Emmanuel Hocquard , Les Élégies

Poésie res­tante

Rassem­blées pour la pre­mière fois en livre chez P.O.L, Les Elé­gies  ont été écrites de 1969 à 1989. Elles sont signi­fi­ca­tives d’une stra­té­gie qui sort la poé­sie de son brouet bio­gra­phique pour le pro­je­ter vers ce qui le nour­rit à l’origine  à tra­vers ce genre essen­tiel­le­ment lyrique :  à savoir,  nar­cis­sisme,  états d’âme,  dou­leur, amour,  sou­ve­nirs,  sou­pirs et regrets. Ces élé­ments aussi cultu­rels que dou­teux, Hoc­quard les ébranle car ils entre­tiennent de facto une sorte de « mutisme » de la langue. Ce fai­sant, il réha­bi­lite et réha­bite un genre devenu « décep­tif » et dévi­ta­lisé. Il s’en réap­pro­prie ses restes ou ce qu’il nomme « un reste de poé­sie ». 
La néga­ti­vité élé­giaque se trans­forme et s’intensifie à tra­vers ce que le poète dévi­ta­lise. La réa­lité et la sub­jec­ti­vité se jux­ta­posent là où le monde en sa repré­sen­ta­tion poé­tique ne devient qu’un « maga­sin d’accessoires ». Ce qu’on nomme le sen­ti­ment élé­giaque est donc poussé à bout jusqu’à ses consé­quences extrêmes : la nou­velle « mélan­co­lie » du verbe rap­pelle com­bien le poids de la réa­lité et de la bio­gra­phie ont pesé sur lui de manière oppressante.

..............................

= Consignes =
**1.** Résumez le texte sur Les Élégies en deux phrases.
**2.** Énumérez tout ce que le texte sur Les Élégies présente comme ce qui nourrit à l'origine la poésie à travers le genre lyrique.
**3.** Prolongez le texte sur Les Élégies de quelques phrases, à la suite de sa dernière phrase.
Les items proviennent d'une autre source que le texte sur Les Élégies.

= Items fournis =
..............................

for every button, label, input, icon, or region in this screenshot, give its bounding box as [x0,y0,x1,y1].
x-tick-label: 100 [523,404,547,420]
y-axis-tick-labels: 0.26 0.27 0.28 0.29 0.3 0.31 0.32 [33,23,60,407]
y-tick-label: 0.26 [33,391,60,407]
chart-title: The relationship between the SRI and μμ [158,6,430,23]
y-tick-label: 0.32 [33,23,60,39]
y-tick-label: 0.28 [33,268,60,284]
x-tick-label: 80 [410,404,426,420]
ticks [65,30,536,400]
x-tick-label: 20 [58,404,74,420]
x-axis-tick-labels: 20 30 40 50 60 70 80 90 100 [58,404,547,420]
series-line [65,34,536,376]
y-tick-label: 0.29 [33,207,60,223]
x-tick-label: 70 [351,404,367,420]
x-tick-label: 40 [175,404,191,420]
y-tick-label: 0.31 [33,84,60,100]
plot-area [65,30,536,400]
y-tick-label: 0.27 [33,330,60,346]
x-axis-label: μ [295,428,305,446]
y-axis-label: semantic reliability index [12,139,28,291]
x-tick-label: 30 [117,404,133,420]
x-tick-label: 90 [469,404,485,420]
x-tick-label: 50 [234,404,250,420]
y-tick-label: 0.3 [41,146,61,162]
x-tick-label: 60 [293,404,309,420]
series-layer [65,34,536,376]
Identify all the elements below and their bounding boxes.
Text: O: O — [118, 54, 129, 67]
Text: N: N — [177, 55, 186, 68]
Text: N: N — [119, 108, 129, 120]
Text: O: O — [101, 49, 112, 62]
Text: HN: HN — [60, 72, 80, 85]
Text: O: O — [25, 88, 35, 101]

..............................

= Réponses dans l'ordre =
**1.** Écrites de 1969 à 1989 et rassemblées pour la première fois en livre chez P.O.L, Les Élégies d'Emmanuel Hocquard ébranlent ce qui nourrit à l'origine le genre élégiaque, comme le narcissisme, les états d'âme ou les souvenirs, parce que ces éléments entretiennent une sorte de « mutisme » de la langue. Hocquard réhabilite ainsi un genre devenu « déceptif » en s'en réappropriant « un reste de poésie », et le sentiment élégiaque s'y trouve poussé jusqu'à ses conséquences extrêmes.

**2.**
- narcissisme
- états d'âme
- douleur
- amour
- souvenirs
- soupirs
- regrets

**3.**
Les Elé­gies deviennent donc un moyen d’en finir avec tout bio­gra­phisme. Elles se trans­forment en « mai­sons de verre aux façades réflé­chis­santes où se dis­sipent les images  ». En même temps, l’élégie retourne à ses fon­de­ments latins. Hoc­quard revient en effet à ce qu’il nomme « une petite langue », une langue uti­li­taire et pauvre déga­gée d’adjectifs ou d’images. Cette poé­sie n’est plus qu’une « petite langue domes­tique à l’intérieur de la langue géné­rale». A l’enchevêtrement lyrique se sub­sti­tue une mise à nu du lan­gage. Celui-ci retrouve sa capa­cité à trai­ter ses propres ombres « comme des objets rési­duels dis­po­sés sur une table ou le marbre d’une che­mi­née ».
Hoc­quard retourne donc le concept d’élégie  en la déga­geant de tout pathos.
Ne demeure que l’objectivité des traces lit­té­rales déga­gées de la sphère de l’intime. Le poète entonne donc dans l’atonalité ver­bale le deuil du lyrisme avec un parti-pris de mini­ma­lisme et de blan­cheur. Mal­larmé, Reverdy ne sont pas loin mais l’auteur pousse leur poé­tique de manière radicale.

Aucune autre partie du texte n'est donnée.